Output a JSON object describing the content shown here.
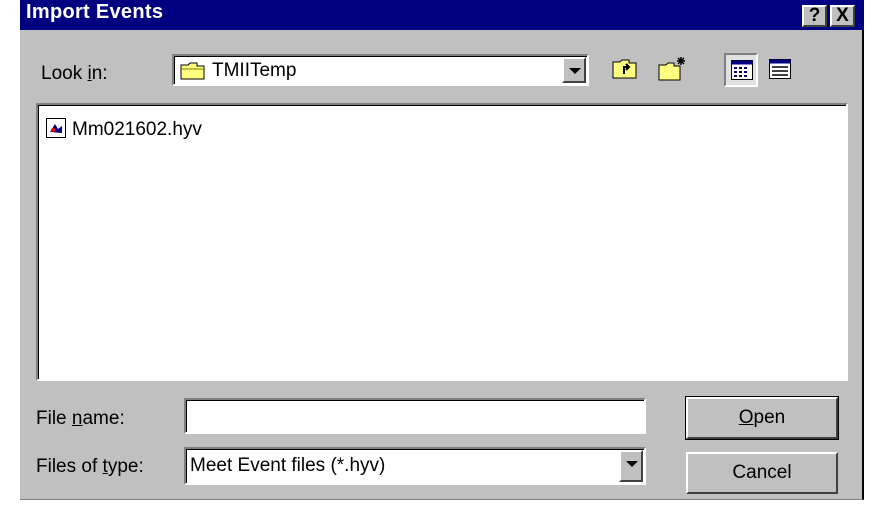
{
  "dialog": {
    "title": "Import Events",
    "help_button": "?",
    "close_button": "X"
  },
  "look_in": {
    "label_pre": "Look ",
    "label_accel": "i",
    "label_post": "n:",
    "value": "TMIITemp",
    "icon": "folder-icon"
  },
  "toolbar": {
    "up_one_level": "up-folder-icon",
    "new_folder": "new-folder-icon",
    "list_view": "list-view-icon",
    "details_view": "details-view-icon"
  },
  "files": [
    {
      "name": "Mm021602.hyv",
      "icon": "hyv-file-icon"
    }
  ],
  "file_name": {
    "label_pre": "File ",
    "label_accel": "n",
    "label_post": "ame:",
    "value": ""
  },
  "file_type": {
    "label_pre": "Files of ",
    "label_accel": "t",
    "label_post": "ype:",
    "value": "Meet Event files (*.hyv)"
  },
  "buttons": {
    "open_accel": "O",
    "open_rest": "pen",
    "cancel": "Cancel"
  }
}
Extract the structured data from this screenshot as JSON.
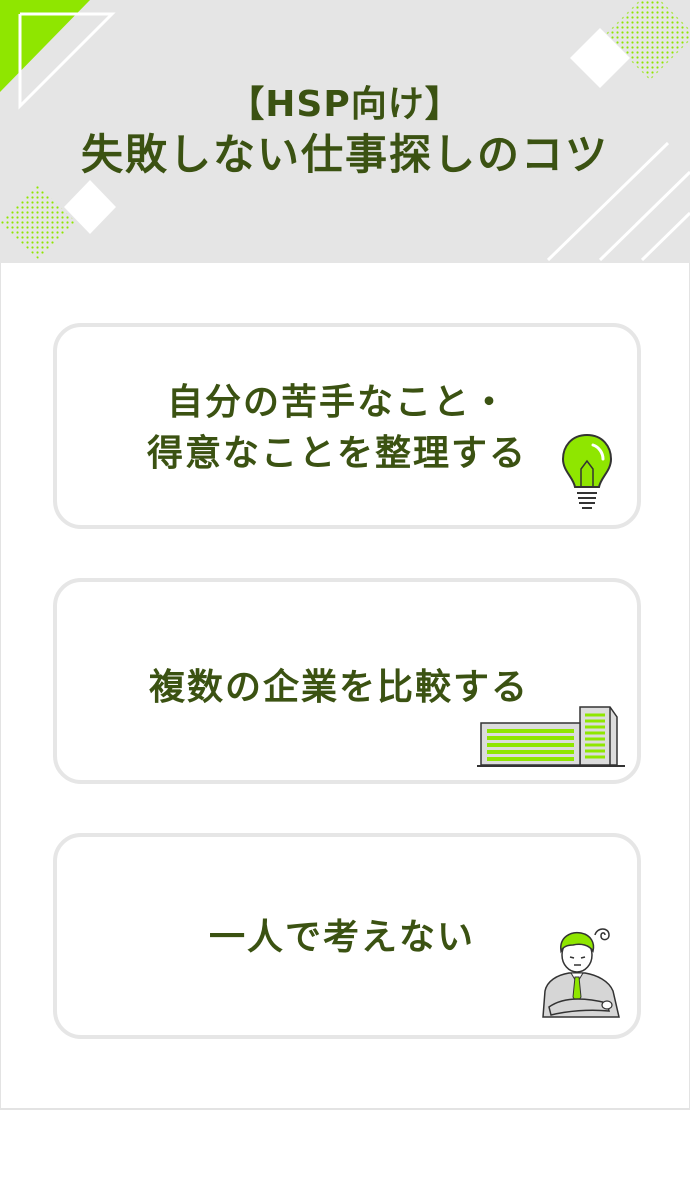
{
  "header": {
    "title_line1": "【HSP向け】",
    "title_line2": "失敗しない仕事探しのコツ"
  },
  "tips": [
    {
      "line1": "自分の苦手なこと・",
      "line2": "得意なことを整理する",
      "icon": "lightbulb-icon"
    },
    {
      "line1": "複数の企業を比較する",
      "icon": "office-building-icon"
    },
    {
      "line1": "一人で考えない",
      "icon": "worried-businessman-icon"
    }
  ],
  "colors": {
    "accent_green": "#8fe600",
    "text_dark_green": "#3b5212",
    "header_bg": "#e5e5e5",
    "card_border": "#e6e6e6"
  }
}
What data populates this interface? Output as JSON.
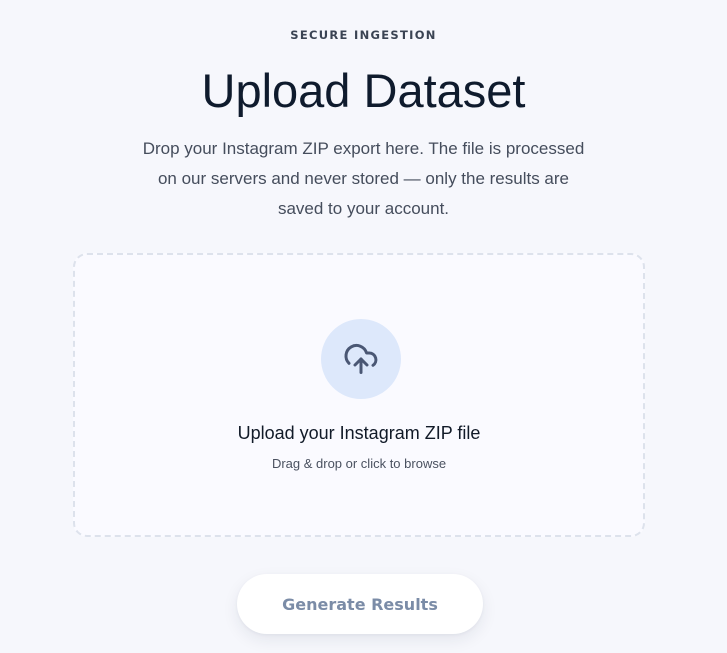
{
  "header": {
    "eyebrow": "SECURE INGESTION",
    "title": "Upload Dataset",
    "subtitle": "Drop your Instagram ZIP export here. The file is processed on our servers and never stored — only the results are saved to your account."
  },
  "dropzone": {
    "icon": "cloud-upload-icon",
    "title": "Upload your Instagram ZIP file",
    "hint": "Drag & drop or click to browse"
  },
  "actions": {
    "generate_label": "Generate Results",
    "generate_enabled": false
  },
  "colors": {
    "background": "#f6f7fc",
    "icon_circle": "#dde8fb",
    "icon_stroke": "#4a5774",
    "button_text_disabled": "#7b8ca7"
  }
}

* [STATED GOAL] Exactly repeat every line from the line that includes "Extract the structured" to the end of the listing, and nothing else, leaving pictures out.

* [ANSWER TO THE EXERCISE]
Extract the structured data from this screenshot as JSON.
{
  "header": {
    "title_line1": "【HSP向け】",
    "title_line2": "失敗しない仕事探しのコツ"
  },
  "tips": [
    {
      "line1": "自分の苦手なこと・",
      "line2": "得意なことを整理する",
      "icon": "lightbulb-icon"
    },
    {
      "line1": "複数の企業を比較する",
      "icon": "office-building-icon"
    },
    {
      "line1": "一人で考えない",
      "icon": "worried-businessman-icon"
    }
  ],
  "colors": {
    "accent_green": "#8fe600",
    "text_dark_green": "#3b5212",
    "header_bg": "#e5e5e5",
    "card_border": "#e6e6e6"
  }
}
What data populates this interface? Output as JSON.
{
  "header": {
    "eyebrow": "SECURE INGESTION",
    "title": "Upload Dataset",
    "subtitle": "Drop your Instagram ZIP export here. The file is processed on our servers and never stored — only the results are saved to your account."
  },
  "dropzone": {
    "icon": "cloud-upload-icon",
    "title": "Upload your Instagram ZIP file",
    "hint": "Drag & drop or click to browse"
  },
  "actions": {
    "generate_label": "Generate Results",
    "generate_enabled": false
  },
  "colors": {
    "background": "#f6f7fc",
    "icon_circle": "#dde8fb",
    "icon_stroke": "#4a5774",
    "button_text_disabled": "#7b8ca7"
  }
}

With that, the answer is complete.